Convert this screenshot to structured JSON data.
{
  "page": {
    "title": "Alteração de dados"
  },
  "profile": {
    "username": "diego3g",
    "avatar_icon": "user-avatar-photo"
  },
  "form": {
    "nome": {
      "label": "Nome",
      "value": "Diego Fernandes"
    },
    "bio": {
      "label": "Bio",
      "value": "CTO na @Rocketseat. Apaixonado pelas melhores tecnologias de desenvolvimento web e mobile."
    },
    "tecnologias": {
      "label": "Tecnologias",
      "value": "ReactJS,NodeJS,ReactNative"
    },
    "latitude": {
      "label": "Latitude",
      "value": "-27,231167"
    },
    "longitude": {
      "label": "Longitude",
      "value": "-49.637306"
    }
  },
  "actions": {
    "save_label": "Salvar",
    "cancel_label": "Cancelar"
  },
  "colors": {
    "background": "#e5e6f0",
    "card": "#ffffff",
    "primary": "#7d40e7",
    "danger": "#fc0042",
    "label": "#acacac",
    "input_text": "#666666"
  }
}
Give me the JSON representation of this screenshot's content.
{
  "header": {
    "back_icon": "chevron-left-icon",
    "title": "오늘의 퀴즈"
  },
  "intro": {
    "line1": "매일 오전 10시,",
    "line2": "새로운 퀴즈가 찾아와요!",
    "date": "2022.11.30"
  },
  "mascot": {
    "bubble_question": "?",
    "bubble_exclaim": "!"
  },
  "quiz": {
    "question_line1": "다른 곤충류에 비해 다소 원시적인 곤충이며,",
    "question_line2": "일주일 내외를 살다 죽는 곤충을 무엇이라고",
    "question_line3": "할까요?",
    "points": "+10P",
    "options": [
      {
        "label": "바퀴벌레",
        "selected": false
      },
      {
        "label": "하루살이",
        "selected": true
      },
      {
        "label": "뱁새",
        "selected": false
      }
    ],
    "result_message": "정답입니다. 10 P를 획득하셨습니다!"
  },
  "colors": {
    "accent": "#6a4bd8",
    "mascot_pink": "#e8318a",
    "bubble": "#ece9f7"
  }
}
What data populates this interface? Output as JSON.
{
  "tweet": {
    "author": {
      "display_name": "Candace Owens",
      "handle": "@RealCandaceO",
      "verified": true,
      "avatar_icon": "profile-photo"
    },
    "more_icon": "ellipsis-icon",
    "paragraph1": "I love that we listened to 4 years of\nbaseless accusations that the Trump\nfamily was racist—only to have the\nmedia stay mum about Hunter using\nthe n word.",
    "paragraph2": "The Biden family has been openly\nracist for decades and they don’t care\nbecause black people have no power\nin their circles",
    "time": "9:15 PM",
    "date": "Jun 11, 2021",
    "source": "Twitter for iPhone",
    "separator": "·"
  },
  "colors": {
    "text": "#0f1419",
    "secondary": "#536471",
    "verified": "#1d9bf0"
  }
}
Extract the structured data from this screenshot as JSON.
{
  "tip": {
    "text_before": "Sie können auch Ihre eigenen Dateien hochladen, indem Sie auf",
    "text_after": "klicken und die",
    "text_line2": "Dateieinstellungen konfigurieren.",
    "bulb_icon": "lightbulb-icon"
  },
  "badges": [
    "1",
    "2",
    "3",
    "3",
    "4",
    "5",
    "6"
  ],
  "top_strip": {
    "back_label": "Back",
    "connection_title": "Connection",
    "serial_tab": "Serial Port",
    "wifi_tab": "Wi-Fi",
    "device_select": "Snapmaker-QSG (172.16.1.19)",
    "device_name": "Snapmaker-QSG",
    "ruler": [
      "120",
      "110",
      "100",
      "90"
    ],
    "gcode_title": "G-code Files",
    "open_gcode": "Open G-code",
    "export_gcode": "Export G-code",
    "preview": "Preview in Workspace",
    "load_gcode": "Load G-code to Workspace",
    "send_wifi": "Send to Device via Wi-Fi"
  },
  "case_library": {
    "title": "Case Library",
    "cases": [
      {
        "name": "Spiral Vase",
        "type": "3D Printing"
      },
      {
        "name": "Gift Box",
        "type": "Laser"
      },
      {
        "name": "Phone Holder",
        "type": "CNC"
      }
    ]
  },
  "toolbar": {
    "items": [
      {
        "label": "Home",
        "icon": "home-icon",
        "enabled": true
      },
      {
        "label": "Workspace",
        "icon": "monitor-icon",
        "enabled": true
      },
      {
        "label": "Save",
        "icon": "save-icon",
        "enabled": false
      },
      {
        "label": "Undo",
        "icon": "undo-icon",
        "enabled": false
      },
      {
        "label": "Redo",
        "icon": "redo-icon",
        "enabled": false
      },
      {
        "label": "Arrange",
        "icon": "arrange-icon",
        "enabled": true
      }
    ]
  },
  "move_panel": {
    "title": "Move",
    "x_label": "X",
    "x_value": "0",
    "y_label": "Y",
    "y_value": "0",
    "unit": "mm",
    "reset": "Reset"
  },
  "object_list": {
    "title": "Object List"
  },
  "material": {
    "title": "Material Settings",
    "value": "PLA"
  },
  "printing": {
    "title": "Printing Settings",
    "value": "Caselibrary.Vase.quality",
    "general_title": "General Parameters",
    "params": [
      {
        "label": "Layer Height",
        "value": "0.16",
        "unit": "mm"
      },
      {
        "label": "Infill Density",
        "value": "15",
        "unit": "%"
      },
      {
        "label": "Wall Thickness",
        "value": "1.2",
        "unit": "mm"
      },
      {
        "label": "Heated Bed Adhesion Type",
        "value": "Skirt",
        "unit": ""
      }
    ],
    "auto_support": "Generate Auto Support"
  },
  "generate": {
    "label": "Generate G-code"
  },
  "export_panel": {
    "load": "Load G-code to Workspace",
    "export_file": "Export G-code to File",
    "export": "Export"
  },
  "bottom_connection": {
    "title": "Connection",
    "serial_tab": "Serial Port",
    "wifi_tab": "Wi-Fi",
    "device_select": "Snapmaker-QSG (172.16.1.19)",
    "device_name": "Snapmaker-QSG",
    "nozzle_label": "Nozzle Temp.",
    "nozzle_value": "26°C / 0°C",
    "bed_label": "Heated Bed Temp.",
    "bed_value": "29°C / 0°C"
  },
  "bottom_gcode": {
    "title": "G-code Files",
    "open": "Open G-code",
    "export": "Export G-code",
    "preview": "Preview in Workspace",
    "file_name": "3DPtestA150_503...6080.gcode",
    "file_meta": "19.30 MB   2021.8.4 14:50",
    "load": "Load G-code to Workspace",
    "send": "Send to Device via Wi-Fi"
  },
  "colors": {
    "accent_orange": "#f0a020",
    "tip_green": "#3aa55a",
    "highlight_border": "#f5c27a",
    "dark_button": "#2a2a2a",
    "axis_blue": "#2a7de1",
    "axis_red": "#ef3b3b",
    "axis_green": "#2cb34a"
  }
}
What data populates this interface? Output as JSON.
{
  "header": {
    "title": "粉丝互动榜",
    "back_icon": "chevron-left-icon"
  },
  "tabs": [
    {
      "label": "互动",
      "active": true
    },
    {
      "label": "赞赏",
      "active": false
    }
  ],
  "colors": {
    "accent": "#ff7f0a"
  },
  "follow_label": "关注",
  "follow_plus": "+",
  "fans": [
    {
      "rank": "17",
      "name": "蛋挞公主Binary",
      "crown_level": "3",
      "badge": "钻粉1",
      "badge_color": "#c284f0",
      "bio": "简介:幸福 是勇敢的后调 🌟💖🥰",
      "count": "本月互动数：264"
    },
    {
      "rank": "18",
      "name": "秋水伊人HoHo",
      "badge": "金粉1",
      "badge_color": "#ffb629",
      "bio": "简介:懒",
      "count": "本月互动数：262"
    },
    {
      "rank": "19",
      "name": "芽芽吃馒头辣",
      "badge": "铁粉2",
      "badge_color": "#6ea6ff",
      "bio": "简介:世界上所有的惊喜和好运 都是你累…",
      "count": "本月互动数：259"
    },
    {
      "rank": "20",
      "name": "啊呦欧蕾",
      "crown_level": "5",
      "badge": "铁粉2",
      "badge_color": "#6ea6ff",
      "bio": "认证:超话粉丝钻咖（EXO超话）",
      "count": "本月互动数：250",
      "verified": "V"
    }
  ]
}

▶ [REQUEST]: Return each line that includes "Files".

▶ [EXERCISE OUTPUT]:
    "gcode_title": "G-code Files",
    "title": "G-code Files",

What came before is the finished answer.